- OBJECTIVE -
Copy out every line exactly, passing over the pictures.
======== DATASET
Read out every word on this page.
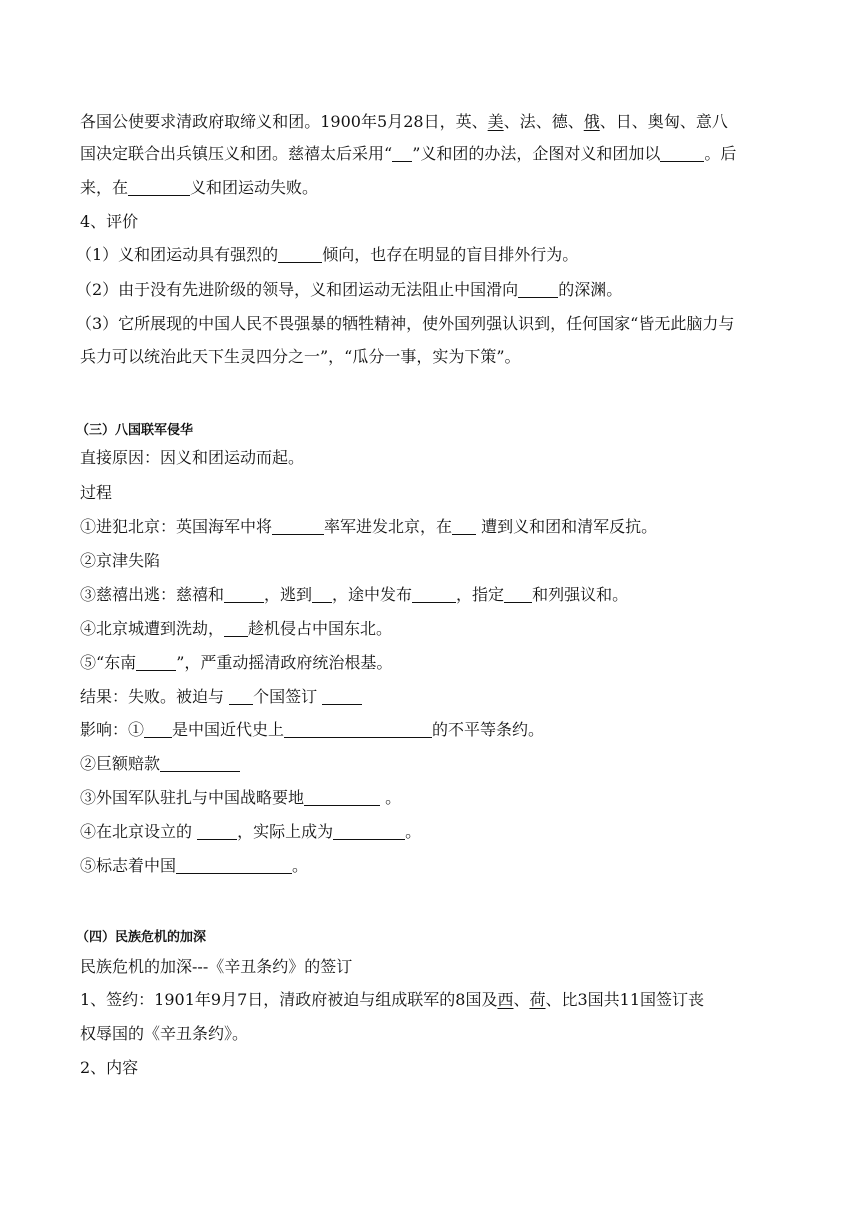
各国公使要求清政府取缔义和团。1900年5月28日，英、美、法、德、俄、日、奥匈、意八
国决定联合出兵镇压义和团。慈禧太后采用“ ”义和团的办法，企图对义和团加以	。后
来，在	义和团运动失败。
4、评价
（1）义和团运动具有强烈的	倾向，也存在明显的盲目排外行为。
（2）由于没有先进阶级的领导，义和团运动无法阻止中国滑向	的深渊。
（3）它所展现的中国人民不畏强暴的牺牲精神，使外国列强认识到，任何国家“皆无此脑力与
兵力可以统治此天下生灵四分之一”，“瓜分一事，实为下策”。
（三）八国联军侵华
直接原因：因义和团运动而起。
过程
①进犯北京：英国海军中将	率军进发北京，在 遭到义和团和清军反抗。
②京津失陷
③慈禧出逃：慈禧和	，逃到 ，途中发布	，指定 和列强议和。
④北京城遭到洗劫， 趁机侵占中国东北。
⑤“东南	”，严重动摇清政府统治根基。
结果：失败。被迫与 个国签订
影响：① 是中国近代史上	的不平等条约。
②巨额赔款
③外国军队驻扎与中国战略要地	。
④在北京设立的	，实际上成为	。
⑤标志着中国	。
（四）民族危机的加深
民族危机的加深---《辛丑条约》的签订
1、签约：1901年9月7日，清政府被迫与组成联军的8国及西、荷、比3国共11国签订丧
权辱国的《辛丑条约》。
2、内容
================
- OUTPUT BELOW -
Read out every word on this page.
各国公使要求清政府取缔义和团。1900年5月28日，英、美、法、德、俄、日、奥匈、意八
国决定联合出兵镇压义和团。慈禧太后采用“ ”义和团的办法，企图对义和团加以	。后
来，在	义和团运动失败。
4、评价
（1）义和团运动具有强烈的	倾向，也存在明显的盲目排外行为。
（2）由于没有先进阶级的领导，义和团运动无法阻止中国滑向	的深渊。
（3）它所展现的中国人民不畏强暴的牺牲精神，使外国列强认识到，任何国家“皆无此脑力与
兵力可以统治此天下生灵四分之一”，“瓜分一事，实为下策”。
（三）八国联军侵华
直接原因：因义和团运动而起。
过程
①进犯北京：英国海军中将	率军进发北京，在 遭到义和团和清军反抗。
②京津失陷
③慈禧出逃：慈禧和	，逃到 ，途中发布	，指定 和列强议和。
④北京城遭到洗劫， 趁机侵占中国东北。
⑤“东南	”，严重动摇清政府统治根基。
结果：失败。被迫与 个国签订
影响：① 是中国近代史上	的不平等条约。
②巨额赔款
③外国军队驻扎与中国战略要地	。
④在北京设立的	，实际上成为	。
⑤标志着中国	。
（四）民族危机的加深
民族危机的加深---《辛丑条约》的签订
1、签约：1901年9月7日，清政府被迫与组成联军的8国及西、荷、比3国共11国签订丧
权辱国的《辛丑条约》。
2、内容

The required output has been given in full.